● What you should do
Records follow. Pull out every line that contains "true".

Data items
+++++

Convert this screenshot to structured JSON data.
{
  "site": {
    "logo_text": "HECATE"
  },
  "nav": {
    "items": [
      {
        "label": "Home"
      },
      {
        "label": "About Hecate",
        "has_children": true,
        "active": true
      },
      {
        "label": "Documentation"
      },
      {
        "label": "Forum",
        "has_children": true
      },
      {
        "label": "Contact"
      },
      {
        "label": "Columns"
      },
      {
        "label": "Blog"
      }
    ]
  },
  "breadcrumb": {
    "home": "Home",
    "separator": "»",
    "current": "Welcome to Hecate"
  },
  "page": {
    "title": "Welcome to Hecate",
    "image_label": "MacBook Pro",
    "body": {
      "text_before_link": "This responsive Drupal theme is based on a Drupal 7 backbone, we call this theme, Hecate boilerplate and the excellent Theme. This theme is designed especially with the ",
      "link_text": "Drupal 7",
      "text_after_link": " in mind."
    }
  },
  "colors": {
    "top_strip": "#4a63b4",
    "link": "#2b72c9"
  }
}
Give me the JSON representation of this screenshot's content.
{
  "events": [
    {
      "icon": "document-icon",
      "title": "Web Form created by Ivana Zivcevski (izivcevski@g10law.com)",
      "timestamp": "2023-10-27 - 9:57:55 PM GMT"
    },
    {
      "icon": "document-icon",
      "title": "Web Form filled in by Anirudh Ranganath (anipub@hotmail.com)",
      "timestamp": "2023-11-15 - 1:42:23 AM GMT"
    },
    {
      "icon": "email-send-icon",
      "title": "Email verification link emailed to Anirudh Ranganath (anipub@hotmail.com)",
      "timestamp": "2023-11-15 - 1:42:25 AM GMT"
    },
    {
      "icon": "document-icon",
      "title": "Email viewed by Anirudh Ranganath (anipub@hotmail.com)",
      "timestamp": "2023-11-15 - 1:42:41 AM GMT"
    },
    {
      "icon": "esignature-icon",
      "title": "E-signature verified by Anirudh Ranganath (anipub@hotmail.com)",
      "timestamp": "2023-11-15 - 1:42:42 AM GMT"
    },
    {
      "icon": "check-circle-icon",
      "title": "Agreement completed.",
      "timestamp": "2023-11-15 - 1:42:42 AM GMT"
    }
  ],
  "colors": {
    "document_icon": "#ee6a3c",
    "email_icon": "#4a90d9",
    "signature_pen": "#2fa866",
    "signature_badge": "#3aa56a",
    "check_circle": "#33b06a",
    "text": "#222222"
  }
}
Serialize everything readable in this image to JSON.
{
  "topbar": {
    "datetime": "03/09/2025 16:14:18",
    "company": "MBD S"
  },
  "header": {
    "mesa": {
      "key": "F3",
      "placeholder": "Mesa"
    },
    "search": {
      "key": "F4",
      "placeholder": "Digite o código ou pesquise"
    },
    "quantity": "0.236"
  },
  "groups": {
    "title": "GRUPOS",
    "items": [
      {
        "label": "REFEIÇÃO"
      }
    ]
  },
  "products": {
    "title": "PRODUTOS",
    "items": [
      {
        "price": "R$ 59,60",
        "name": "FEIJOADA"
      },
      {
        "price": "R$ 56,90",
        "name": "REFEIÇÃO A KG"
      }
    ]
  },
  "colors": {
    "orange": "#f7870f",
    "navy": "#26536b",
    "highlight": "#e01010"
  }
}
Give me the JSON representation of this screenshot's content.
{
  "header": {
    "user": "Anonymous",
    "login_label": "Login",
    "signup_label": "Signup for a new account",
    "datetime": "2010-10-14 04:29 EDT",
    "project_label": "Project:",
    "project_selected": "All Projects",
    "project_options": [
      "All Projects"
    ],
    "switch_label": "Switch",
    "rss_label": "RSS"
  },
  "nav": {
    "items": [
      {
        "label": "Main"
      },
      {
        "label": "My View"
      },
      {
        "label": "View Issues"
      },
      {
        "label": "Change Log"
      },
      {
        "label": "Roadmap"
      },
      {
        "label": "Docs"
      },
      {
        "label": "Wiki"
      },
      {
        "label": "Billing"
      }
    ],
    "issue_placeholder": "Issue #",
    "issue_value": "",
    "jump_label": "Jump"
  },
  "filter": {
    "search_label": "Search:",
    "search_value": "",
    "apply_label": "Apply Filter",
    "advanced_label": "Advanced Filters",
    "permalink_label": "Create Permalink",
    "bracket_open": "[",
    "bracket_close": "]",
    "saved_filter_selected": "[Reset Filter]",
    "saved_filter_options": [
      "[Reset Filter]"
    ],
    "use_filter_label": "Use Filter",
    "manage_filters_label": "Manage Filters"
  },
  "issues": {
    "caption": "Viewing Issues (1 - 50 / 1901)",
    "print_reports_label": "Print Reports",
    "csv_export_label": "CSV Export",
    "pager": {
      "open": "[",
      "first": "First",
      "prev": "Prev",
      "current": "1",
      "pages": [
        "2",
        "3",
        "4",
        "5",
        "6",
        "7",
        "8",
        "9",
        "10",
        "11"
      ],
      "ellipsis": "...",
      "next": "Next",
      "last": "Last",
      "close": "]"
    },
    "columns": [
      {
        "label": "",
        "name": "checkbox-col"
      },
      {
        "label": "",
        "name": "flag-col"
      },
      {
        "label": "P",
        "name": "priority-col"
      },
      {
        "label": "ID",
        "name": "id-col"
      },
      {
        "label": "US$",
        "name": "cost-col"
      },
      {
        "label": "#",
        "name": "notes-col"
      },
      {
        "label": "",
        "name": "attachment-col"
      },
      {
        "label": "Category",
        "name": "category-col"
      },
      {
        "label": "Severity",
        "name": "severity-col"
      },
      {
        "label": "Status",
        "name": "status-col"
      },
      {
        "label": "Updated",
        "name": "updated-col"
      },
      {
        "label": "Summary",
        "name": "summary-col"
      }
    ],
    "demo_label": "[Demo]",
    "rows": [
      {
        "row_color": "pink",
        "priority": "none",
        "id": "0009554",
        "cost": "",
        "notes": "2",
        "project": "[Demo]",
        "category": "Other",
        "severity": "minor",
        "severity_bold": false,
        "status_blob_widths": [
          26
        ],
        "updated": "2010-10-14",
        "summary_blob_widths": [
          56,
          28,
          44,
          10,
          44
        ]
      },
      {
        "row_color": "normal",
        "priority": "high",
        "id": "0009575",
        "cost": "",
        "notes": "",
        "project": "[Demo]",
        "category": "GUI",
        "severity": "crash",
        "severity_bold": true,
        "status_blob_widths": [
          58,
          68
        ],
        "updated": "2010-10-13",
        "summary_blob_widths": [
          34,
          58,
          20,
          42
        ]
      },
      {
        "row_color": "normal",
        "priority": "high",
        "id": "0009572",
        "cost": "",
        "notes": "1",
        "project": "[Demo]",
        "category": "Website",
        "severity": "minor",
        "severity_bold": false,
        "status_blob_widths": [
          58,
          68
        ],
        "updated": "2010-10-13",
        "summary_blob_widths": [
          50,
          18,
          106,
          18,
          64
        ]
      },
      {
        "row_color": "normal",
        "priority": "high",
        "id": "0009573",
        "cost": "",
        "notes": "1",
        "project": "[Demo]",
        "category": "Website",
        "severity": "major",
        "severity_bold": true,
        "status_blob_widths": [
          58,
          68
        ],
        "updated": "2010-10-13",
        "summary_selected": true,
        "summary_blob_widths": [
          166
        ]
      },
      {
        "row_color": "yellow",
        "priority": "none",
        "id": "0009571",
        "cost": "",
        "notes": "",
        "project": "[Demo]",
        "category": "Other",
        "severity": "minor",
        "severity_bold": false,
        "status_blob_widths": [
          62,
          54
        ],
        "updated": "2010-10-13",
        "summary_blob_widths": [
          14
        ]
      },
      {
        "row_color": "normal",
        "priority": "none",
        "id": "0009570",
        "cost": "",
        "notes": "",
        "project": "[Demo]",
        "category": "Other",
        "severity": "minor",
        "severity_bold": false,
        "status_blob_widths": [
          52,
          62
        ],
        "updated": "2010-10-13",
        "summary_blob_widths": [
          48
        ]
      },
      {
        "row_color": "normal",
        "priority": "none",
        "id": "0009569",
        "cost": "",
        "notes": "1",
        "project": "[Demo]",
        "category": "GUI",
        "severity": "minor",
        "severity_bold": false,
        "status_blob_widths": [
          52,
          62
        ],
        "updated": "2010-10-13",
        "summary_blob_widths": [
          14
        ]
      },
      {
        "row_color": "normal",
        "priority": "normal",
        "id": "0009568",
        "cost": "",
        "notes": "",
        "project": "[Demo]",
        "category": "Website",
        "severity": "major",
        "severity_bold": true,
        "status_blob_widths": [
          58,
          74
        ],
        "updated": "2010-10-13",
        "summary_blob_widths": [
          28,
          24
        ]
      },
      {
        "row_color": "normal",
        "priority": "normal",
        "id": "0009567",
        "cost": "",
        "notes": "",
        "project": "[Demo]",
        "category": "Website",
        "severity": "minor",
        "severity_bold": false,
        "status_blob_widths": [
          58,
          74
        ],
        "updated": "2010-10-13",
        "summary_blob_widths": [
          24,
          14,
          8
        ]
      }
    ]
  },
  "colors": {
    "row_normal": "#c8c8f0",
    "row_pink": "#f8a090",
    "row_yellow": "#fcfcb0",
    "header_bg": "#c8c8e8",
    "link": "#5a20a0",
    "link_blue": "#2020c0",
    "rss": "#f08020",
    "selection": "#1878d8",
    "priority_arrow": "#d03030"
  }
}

+++++

● Answer to the task
        "has_children": true,
        "active": true
        "has_children": true
        "severity_bold": true,
        "severity_bold": true,
        "summary_selected": true,
        "severity_bold": true,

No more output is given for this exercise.